Repeat the whole of the data, keeping every detail the same.

==== SOURCE RECORDS

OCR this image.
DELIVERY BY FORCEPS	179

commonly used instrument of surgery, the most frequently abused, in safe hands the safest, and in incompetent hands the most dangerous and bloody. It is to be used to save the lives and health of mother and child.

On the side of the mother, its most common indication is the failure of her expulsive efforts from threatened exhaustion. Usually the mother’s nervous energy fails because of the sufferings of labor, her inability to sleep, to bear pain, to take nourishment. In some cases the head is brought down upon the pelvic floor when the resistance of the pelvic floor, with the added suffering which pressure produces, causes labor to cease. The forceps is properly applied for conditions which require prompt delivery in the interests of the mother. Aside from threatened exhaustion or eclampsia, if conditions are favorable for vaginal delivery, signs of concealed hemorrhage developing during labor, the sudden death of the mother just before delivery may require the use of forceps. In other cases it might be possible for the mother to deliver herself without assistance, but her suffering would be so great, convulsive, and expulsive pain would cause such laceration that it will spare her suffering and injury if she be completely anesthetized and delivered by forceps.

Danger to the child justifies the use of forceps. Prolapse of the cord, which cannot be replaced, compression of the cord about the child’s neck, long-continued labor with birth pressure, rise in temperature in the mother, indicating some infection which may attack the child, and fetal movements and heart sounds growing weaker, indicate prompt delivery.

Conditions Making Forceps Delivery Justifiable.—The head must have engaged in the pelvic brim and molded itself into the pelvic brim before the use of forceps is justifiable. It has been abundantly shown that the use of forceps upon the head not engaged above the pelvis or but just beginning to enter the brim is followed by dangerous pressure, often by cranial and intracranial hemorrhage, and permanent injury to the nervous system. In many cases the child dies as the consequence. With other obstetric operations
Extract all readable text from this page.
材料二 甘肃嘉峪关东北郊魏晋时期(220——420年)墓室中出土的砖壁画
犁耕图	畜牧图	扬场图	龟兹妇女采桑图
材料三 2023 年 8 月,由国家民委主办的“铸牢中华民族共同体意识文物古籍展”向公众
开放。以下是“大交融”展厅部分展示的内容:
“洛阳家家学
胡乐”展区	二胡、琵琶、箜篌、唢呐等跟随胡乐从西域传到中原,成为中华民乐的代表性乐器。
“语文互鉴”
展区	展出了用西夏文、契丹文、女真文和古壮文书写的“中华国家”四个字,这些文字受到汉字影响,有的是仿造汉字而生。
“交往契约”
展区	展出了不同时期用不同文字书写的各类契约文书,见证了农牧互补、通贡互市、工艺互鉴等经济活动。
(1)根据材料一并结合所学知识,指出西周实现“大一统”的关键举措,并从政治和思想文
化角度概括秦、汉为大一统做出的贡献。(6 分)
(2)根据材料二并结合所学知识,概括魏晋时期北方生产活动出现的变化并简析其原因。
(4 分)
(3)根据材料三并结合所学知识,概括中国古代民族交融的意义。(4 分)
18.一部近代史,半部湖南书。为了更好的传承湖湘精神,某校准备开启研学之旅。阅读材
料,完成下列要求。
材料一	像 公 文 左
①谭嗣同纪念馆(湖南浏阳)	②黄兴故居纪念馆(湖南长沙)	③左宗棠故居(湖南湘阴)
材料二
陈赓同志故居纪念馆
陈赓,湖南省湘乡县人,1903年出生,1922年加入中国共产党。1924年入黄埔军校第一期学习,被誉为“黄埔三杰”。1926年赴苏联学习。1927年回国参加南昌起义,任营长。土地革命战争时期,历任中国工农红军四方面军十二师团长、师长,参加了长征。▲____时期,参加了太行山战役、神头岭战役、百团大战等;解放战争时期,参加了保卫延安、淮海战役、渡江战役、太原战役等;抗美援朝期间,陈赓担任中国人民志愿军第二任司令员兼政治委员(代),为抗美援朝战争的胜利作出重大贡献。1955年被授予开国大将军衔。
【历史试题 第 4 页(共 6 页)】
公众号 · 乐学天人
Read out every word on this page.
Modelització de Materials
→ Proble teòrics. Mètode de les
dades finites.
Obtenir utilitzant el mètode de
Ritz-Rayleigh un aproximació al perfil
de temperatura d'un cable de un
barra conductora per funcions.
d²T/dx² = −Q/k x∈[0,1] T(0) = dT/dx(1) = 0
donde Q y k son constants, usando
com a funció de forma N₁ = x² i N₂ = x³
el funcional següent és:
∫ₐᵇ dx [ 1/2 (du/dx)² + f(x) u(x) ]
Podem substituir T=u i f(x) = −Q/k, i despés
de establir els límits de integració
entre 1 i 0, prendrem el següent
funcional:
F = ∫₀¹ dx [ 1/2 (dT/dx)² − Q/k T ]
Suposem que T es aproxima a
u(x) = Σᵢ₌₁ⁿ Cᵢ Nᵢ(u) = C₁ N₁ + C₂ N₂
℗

========

* [RESULT]
OCR this image.
DELIVERY BY FORCEPS	179

commonly used instrument of surgery, the most frequently abused, in safe hands the safest, and in incompetent hands the most dangerous and bloody. It is to be used to save the lives and health of mother and child.

On the side of the mother, its most common indication is the failure of her expulsive efforts from threatened exhaustion. Usually the mother’s nervous energy fails because of the sufferings of labor, her inability to sleep, to bear pain, to take nourishment. In some cases the head is brought down upon the pelvic floor when the resistance of the pelvic floor, with the added suffering which pressure produces, causes labor to cease. The forceps is properly applied for conditions which require prompt delivery in the interests of the mother. Aside from threatened exhaustion or eclampsia, if conditions are favorable for vaginal delivery, signs of concealed hemorrhage developing during labor, the sudden death of the mother just before delivery may require the use of forceps. In other cases it might be possible for the mother to deliver herself without assistance, but her suffering would be so great, convulsive, and expulsive pain would cause such laceration that it will spare her suffering and injury if she be completely anesthetized and delivered by forceps.

Danger to the child justifies the use of forceps. Prolapse of the cord, which cannot be replaced, compression of the cord about the child’s neck, long-continued labor with birth pressure, rise in temperature in the mother, indicating some infection which may attack the child, and fetal movements and heart sounds growing weaker, indicate prompt delivery.

Conditions Making Forceps Delivery Justifiable.—The head must have engaged in the pelvic brim and molded itself into the pelvic brim before the use of forceps is justifiable. It has been abundantly shown that the use of forceps upon the head not engaged above the pelvis or but just beginning to enter the brim is followed by dangerous pressure, often by cranial and intracranial hemorrhage, and permanent injury to the nervous system. In many cases the child dies as the consequence. With other obstetric operations
Extract all readable text from this page.
材料二 甘肃嘉峪关东北郊魏晋时期(220——420年)墓室中出土的砖壁画
犁耕图	畜牧图	扬场图	龟兹妇女采桑图
材料三 2023 年 8 月,由国家民委主办的“铸牢中华民族共同体意识文物古籍展”向公众
开放。以下是“大交融”展厅部分展示的内容:
“洛阳家家学
胡乐”展区	二胡、琵琶、箜篌、唢呐等跟随胡乐从西域传到中原,成为中华民乐的代表性乐器。
“语文互鉴”
展区	展出了用西夏文、契丹文、女真文和古壮文书写的“中华国家”四个字,这些文字受到汉字影响,有的是仿造汉字而生。
“交往契约”
展区	展出了不同时期用不同文字书写的各类契约文书,见证了农牧互补、通贡互市、工艺互鉴等经济活动。
(1)根据材料一并结合所学知识,指出西周实现“大一统”的关键举措,并从政治和思想文
化角度概括秦、汉为大一统做出的贡献。(6 分)
(2)根据材料二并结合所学知识,概括魏晋时期北方生产活动出现的变化并简析其原因。
(4 分)
(3)根据材料三并结合所学知识,概括中国古代民族交融的意义。(4 分)
18.一部近代史,半部湖南书。为了更好的传承湖湘精神,某校准备开启研学之旅。阅读材
料,完成下列要求。
材料一	像 公 文 左
①谭嗣同纪念馆(湖南浏阳)	②黄兴故居纪念馆(湖南长沙)	③左宗棠故居(湖南湘阴)
材料二
陈赓同志故居纪念馆
陈赓,湖南省湘乡县人,1903年出生,1922年加入中国共产党。1924年入黄埔军校第一期学习,被誉为“黄埔三杰”。1926年赴苏联学习。1927年回国参加南昌起义,任营长。土地革命战争时期,历任中国工农红军四方面军十二师团长、师长,参加了长征。▲____时期,参加了太行山战役、神头岭战役、百团大战等;解放战争时期,参加了保卫延安、淮海战役、渡江战役、太原战役等;抗美援朝期间,陈赓担任中国人民志愿军第二任司令员兼政治委员(代),为抗美援朝战争的胜利作出重大贡献。1955年被授予开国大将军衔。
【历史试题 第 4 页(共 6 页)】
公众号 · 乐学天人
Read out every word on this page.
Modelització de Materials
→ Proble teòrics. Mètode de les
dades finites.
Obtenir utilitzant el mètode de
Ritz-Rayleigh un aproximació al perfil
de temperatura d'un cable de un
barra conductora per funcions.
d²T/dx² = −Q/k x∈[0,1] T(0) = dT/dx(1) = 0
donde Q y k son constants, usando
com a funció de forma N₁ = x² i N₂ = x³
el funcional següent és:
∫ₐᵇ dx [ 1/2 (du/dx)² + f(x) u(x) ]
Podem substituir T=u i f(x) = −Q/k, i despés
de establir els límits de integració
entre 1 i 0, prendrem el següent
funcional:
F = ∫₀¹ dx [ 1/2 (dT/dx)² − Q/k T ]
Suposem que T es aproxima a
u(x) = Σᵢ₌₁ⁿ Cᵢ Nᵢ(u) = C₁ N₁ + C₂ N₂
℗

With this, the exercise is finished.